### Listed records
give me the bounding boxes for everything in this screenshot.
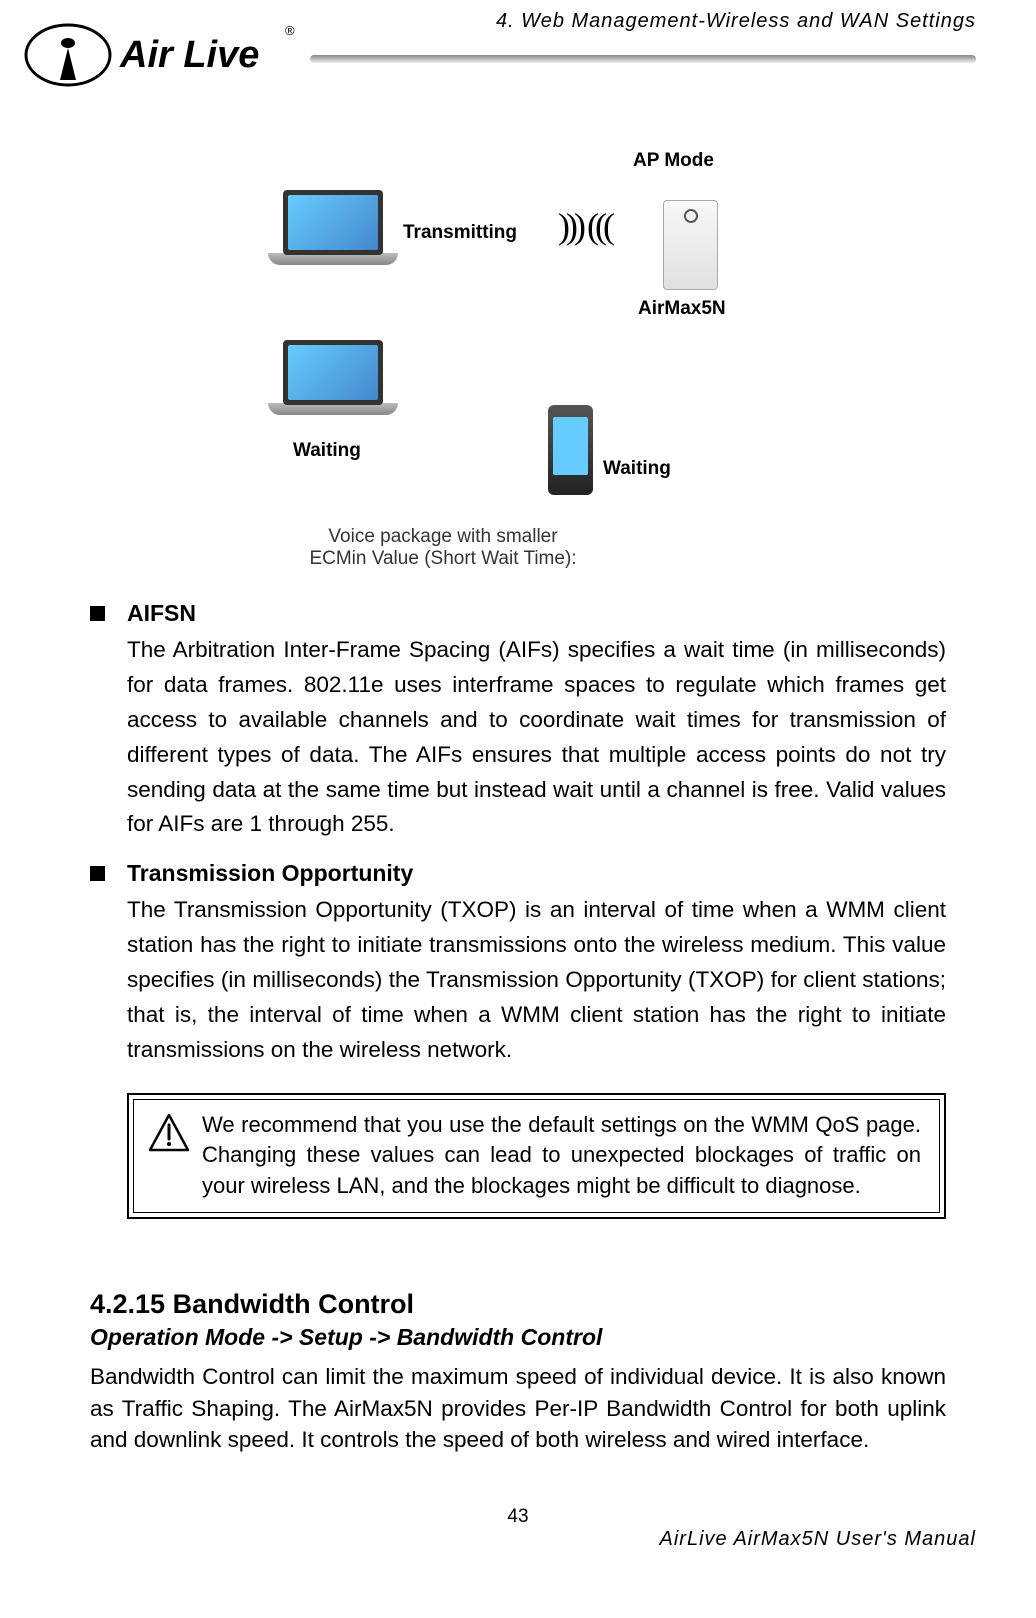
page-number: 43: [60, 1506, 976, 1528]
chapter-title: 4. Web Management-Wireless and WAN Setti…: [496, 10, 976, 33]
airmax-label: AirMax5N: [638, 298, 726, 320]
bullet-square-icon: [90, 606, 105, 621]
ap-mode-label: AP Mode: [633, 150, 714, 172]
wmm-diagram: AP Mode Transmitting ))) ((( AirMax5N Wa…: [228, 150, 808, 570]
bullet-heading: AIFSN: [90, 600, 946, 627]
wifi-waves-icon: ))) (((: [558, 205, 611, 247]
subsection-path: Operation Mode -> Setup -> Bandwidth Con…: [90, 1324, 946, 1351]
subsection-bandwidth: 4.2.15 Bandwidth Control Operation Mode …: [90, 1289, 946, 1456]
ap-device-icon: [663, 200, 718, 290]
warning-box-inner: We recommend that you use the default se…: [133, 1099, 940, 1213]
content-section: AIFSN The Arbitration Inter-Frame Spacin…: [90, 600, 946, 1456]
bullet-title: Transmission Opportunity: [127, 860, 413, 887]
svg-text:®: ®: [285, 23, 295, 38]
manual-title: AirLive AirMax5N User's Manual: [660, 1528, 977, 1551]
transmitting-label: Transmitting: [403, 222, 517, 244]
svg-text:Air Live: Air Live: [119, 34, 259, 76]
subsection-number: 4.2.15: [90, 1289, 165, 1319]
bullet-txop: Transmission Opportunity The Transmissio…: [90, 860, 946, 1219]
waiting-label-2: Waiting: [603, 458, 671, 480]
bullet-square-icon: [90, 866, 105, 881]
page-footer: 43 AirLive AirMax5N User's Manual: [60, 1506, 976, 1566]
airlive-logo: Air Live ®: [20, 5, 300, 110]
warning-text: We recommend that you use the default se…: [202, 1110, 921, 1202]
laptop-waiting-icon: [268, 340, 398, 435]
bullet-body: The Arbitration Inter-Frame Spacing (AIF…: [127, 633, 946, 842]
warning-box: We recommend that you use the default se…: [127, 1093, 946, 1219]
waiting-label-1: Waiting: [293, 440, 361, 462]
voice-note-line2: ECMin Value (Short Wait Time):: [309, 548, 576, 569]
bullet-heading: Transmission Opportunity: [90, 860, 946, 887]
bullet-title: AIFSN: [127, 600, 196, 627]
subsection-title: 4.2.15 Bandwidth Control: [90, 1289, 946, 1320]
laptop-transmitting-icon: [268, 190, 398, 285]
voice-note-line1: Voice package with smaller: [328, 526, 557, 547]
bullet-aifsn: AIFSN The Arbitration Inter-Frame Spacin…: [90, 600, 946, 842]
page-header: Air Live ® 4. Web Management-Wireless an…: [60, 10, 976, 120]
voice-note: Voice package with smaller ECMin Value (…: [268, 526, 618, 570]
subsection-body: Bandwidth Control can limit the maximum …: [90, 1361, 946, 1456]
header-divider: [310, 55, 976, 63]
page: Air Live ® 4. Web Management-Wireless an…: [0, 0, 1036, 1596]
######
* **Problem requirements**: Echo every line of the items above verbatim, leaving out the pictures.

* **Exercise solution**:
give me the bounding boxes for everything in this screenshot.
page-number: 43: [60, 1506, 976, 1528]
chapter-title: 4. Web Management-Wireless and WAN Setti…: [496, 10, 976, 33]
airmax-label: AirMax5N: [638, 298, 726, 320]
bullet-square-icon: [90, 606, 105, 621]
ap-mode-label: AP Mode: [633, 150, 714, 172]
wmm-diagram: AP Mode Transmitting ))) ((( AirMax5N Wa…: [228, 150, 808, 570]
bullet-heading: AIFSN: [90, 600, 946, 627]
wifi-waves-icon: ))) (((: [558, 205, 611, 247]
subsection-path: Operation Mode -> Setup -> Bandwidth Con…: [90, 1324, 946, 1351]
subsection-bandwidth: 4.2.15 Bandwidth Control Operation Mode …: [90, 1289, 946, 1456]
ap-device-icon: [663, 200, 718, 290]
warning-box-inner: We recommend that you use the default se…: [133, 1099, 940, 1213]
content-section: AIFSN The Arbitration Inter-Frame Spacin…: [90, 600, 946, 1456]
bullet-title: Transmission Opportunity: [127, 860, 413, 887]
svg-text:®: ®: [285, 23, 295, 38]
manual-title: AirLive AirMax5N User's Manual: [660, 1528, 977, 1551]
transmitting-label: Transmitting: [403, 222, 517, 244]
svg-text:Air Live: Air Live: [119, 34, 259, 76]
subsection-number: 4.2.15: [90, 1289, 165, 1319]
bullet-txop: Transmission Opportunity The Transmissio…: [90, 860, 946, 1219]
waiting-label-2: Waiting: [603, 458, 671, 480]
bullet-square-icon: [90, 866, 105, 881]
page-footer: 43 AirLive AirMax5N User's Manual: [60, 1506, 976, 1566]
airlive-logo: Air Live ®: [20, 5, 300, 110]
warning-text: We recommend that you use the default se…: [202, 1110, 921, 1202]
laptop-waiting-icon: [268, 340, 398, 435]
bullet-body: The Arbitration Inter-Frame Spacing (AIF…: [127, 633, 946, 842]
warning-box: We recommend that you use the default se…: [127, 1093, 946, 1219]
waiting-label-1: Waiting: [293, 440, 361, 462]
voice-note-line2: ECMin Value (Short Wait Time):: [309, 548, 576, 569]
bullet-heading: Transmission Opportunity: [90, 860, 946, 887]
bullet-title: AIFSN: [127, 600, 196, 627]
subsection-title: 4.2.15 Bandwidth Control: [90, 1289, 946, 1320]
laptop-transmitting-icon: [268, 190, 398, 285]
voice-note-line1: Voice package with smaller: [328, 526, 557, 547]
bullet-aifsn: AIFSN The Arbitration Inter-Frame Spacin…: [90, 600, 946, 842]
page-header: Air Live ® 4. Web Management-Wireless an…: [60, 10, 976, 120]
voice-note: Voice package with smaller ECMin Value (…: [268, 526, 618, 570]
subsection-body: Bandwidth Control can limit the maximum …: [90, 1361, 946, 1456]
header-divider: [310, 55, 976, 63]
page: Air Live ® 4. Web Management-Wireless an…: [0, 0, 1036, 1596]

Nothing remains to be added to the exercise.